▸ **EXERCISE MATERIAL**
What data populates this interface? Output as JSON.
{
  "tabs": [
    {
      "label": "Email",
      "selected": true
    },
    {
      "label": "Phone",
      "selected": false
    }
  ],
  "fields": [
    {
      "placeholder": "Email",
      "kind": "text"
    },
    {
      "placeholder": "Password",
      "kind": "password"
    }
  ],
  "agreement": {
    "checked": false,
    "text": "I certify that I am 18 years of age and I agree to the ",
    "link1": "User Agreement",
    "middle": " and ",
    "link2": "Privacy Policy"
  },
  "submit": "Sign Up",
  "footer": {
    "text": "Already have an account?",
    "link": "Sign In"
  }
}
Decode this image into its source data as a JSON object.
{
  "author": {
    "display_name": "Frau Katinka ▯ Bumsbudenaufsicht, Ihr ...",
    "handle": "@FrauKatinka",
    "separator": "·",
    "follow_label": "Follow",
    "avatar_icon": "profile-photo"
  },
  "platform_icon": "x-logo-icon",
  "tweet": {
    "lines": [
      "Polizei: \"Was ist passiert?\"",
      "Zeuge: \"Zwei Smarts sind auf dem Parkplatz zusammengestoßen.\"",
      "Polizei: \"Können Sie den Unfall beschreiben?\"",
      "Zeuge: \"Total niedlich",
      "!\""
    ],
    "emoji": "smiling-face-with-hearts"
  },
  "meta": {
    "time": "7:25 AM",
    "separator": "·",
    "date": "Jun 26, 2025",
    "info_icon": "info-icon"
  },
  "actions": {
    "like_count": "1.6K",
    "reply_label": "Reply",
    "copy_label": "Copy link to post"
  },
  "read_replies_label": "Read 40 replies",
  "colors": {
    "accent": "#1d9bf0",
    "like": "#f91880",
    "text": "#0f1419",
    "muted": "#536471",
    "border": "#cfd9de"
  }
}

▸ **SHORT TASK**
Copy out the data shown above without altering anything.

▸ **ANSWER TO THIS PROBLEM**
What data populates this interface? Output as JSON.
{
  "tabs": [
    {
      "label": "Email",
      "selected": true
    },
    {
      "label": "Phone",
      "selected": false
    }
  ],
  "fields": [
    {
      "placeholder": "Email",
      "kind": "text"
    },
    {
      "placeholder": "Password",
      "kind": "password"
    }
  ],
  "agreement": {
    "checked": false,
    "text": "I certify that I am 18 years of age and I agree to the ",
    "link1": "User Agreement",
    "middle": " and ",
    "link2": "Privacy Policy"
  },
  "submit": "Sign Up",
  "footer": {
    "text": "Already have an account?",
    "link": "Sign In"
  }
}
Decode this image into its source data as a JSON object.
{
  "author": {
    "display_name": "Frau Katinka ▯ Bumsbudenaufsicht, Ihr ...",
    "handle": "@FrauKatinka",
    "separator": "·",
    "follow_label": "Follow",
    "avatar_icon": "profile-photo"
  },
  "platform_icon": "x-logo-icon",
  "tweet": {
    "lines": [
      "Polizei: \"Was ist passiert?\"",
      "Zeuge: \"Zwei Smarts sind auf dem Parkplatz zusammengestoßen.\"",
      "Polizei: \"Können Sie den Unfall beschreiben?\"",
      "Zeuge: \"Total niedlich",
      "!\""
    ],
    "emoji": "smiling-face-with-hearts"
  },
  "meta": {
    "time": "7:25 AM",
    "separator": "·",
    "date": "Jun 26, 2025",
    "info_icon": "info-icon"
  },
  "actions": {
    "like_count": "1.6K",
    "reply_label": "Reply",
    "copy_label": "Copy link to post"
  },
  "read_replies_label": "Read 40 replies",
  "colors": {
    "accent": "#1d9bf0",
    "like": "#f91880",
    "text": "#0f1419",
    "muted": "#536471",
    "border": "#cfd9de"
  }
}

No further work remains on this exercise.